## The problem
Write out every entry precisely as given, leaving the pictures out.

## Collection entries

"""

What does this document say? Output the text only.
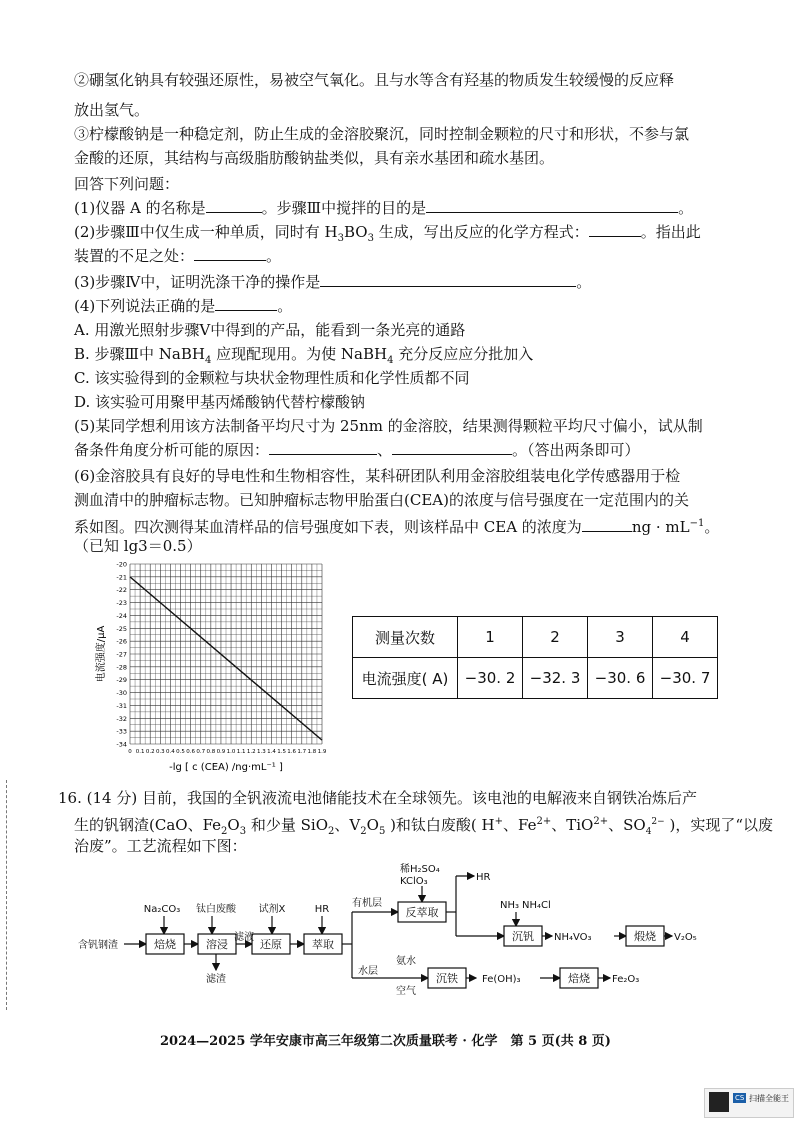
②硼氢化钠具有较强还原性，易被空气氧化。且与水等含有羟基的物质发生较缓慢的反应释
放出氢气。
③柠檬酸钠是一种稳定剂，防止生成的金溶胶聚沉，同时控制金颗粒的尺寸和形状，不参与氯
金酸的还原，其结构与高级脂肪酸钠盐类似，具有亲水基团和疏水基团。
回答下列问题：
(1)仪器 A 的名称是	。步骤Ⅲ中搅拌的目的是	。
(2)步骤Ⅲ中仅生成一种单质，同时有 $H_3BO_3$ 生成，写出反应的化学方程式：	。指出此
装置的不足之处：	。
(3)步骤Ⅳ中，证明洗涤干净的操作是	。
(4)下列说法正确的是	。
A. 用激光照射步骤Ⅴ中得到的产品，能看到一条光亮的通路
B. 步骤Ⅲ中 NaBH$_4$ 应现配现用。为使 NaBH$_4$ 充分反应应分批加入
C. 该实验得到的金颗粒与块状金物理性质和化学性质都不同
D. 该实验可用聚甲基丙烯酸钠代替柠檬酸钠
(5)某同学想利用该方法制备平均尺寸为 25nm 的金溶胶，结果测得颗粒平均尺寸偏小，试从制
备条件角度分析可能的原因：	、	。（答出两条即可）
(6)金溶胶具有良好的导电性和生物相容性，某科研团队利用金溶胶组装电化学传感器用于检
测血清中的肿瘤标志物。已知肿瘤标志物甲胎蛋白(CEA)的浓度与信号强度在一定范围内的关
系如图。四次测得某血清样品的信号强度如下表，则该样品中 CEA 的浓度为	ng · $mL^{-1}$。
（已知 lg3＝0.5）
-20
-21
-22
-23
-24
-25
-26
-27
-28
-29
-30
-31
-32
-33
-34
0 0.1 0.2 0.3 0.4 0.5 0.6 0.7 0.8 0.9 1.0 1.1 1.2 1.3 1.4 1.5 1.6 1.7 1.8 1.9
电流强度/μA
-lg [ c (CEA) /ng·mL⁻¹ ]
测量次数	1	2	3	4
电流强度( A)	−30. 2	−32. 3	−30. 6	−30. 7
16. (14 分) 目前，我国的全钒液流电池储能技术在全球领先。该电池的电解液来自钢铁冶炼后产
生的钒钢渣(CaO、$Fe_2O_3$ 和少量 SiO$_2$、$V_2O_5$ )和钛白废酸( H+、$Fe^{2+}$、TiO$^{2+}$、$SO_4^{2-}$ )，实现了“以废
治废”。工艺流程如下图：
焙烧	溶浸	还原	萃取
反萃取
沉钒	煅烧
沉铁	焙烧
Na₂CO₃ 钛白废酸 试剂X	HR
含钒钢渣
滤液
滤渣
有机层
水层
稀H₂SO₄
KClO₃	HR
NH₃ NH₄Cl
NH₄VO₃	V₂O₅
氨水
空气
Fe(OH)₃	Fe₂O₃
2024—2025 学年安康市高三年级第二次质量联考 · 化学　第 5 页(共 8 页)
CS 扫描全能王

"""

## In response
What does this document say? Output the text only.
②硼氢化钠具有较强还原性，易被空气氧化。且与水等含有羟基的物质发生较缓慢的反应释
放出氢气。
③柠檬酸钠是一种稳定剂，防止生成的金溶胶聚沉，同时控制金颗粒的尺寸和形状，不参与氯
金酸的还原，其结构与高级脂肪酸钠盐类似，具有亲水基团和疏水基团。
回答下列问题：
(1)仪器 A 的名称是	。步骤Ⅲ中搅拌的目的是	。
(2)步骤Ⅲ中仅生成一种单质，同时有 $H_3BO_3$ 生成，写出反应的化学方程式：	。指出此
装置的不足之处：	。
(3)步骤Ⅳ中，证明洗涤干净的操作是	。
(4)下列说法正确的是	。
A. 用激光照射步骤Ⅴ中得到的产品，能看到一条光亮的通路
B. 步骤Ⅲ中 NaBH$_4$ 应现配现用。为使 NaBH$_4$ 充分反应应分批加入
C. 该实验得到的金颗粒与块状金物理性质和化学性质都不同
D. 该实验可用聚甲基丙烯酸钠代替柠檬酸钠
(5)某同学想利用该方法制备平均尺寸为 25nm 的金溶胶，结果测得颗粒平均尺寸偏小，试从制
备条件角度分析可能的原因：	、	。（答出两条即可）
(6)金溶胶具有良好的导电性和生物相容性，某科研团队利用金溶胶组装电化学传感器用于检
测血清中的肿瘤标志物。已知肿瘤标志物甲胎蛋白(CEA)的浓度与信号强度在一定范围内的关
系如图。四次测得某血清样品的信号强度如下表，则该样品中 CEA 的浓度为	ng · $mL^{-1}$。
（已知 lg3＝0.5）
-20
-21
-22
-23
-24
-25
-26
-27
-28
-29
-30
-31
-32
-33
-34
0 0.1 0.2 0.3 0.4 0.5 0.6 0.7 0.8 0.9 1.0 1.1 1.2 1.3 1.4 1.5 1.6 1.7 1.8 1.9
电流强度/μA
-lg [ c (CEA) /ng·mL⁻¹ ]
测量次数	1	2	3	4
电流强度( A)	−30. 2	−32. 3	−30. 6	−30. 7
16. (14 分) 目前，我国的全钒液流电池储能技术在全球领先。该电池的电解液来自钢铁冶炼后产
生的钒钢渣(CaO、$Fe_2O_3$ 和少量 SiO$_2$、$V_2O_5$ )和钛白废酸( H+、$Fe^{2+}$、TiO$^{2+}$、$SO_4^{2-}$ )，实现了“以废
治废”。工艺流程如下图：
焙烧	溶浸	还原	萃取
反萃取
沉钒	煅烧
沉铁	焙烧
Na₂CO₃ 钛白废酸 试剂X	HR
含钒钢渣
滤液
滤渣
有机层
水层
稀H₂SO₄
KClO₃	HR
NH₃ NH₄Cl
NH₄VO₃	V₂O₅
氨水
空气
Fe(OH)₃	Fe₂O₃
2024—2025 学年安康市高三年级第二次质量联考 · 化学　第 5 页(共 8 页)
CS 扫描全能王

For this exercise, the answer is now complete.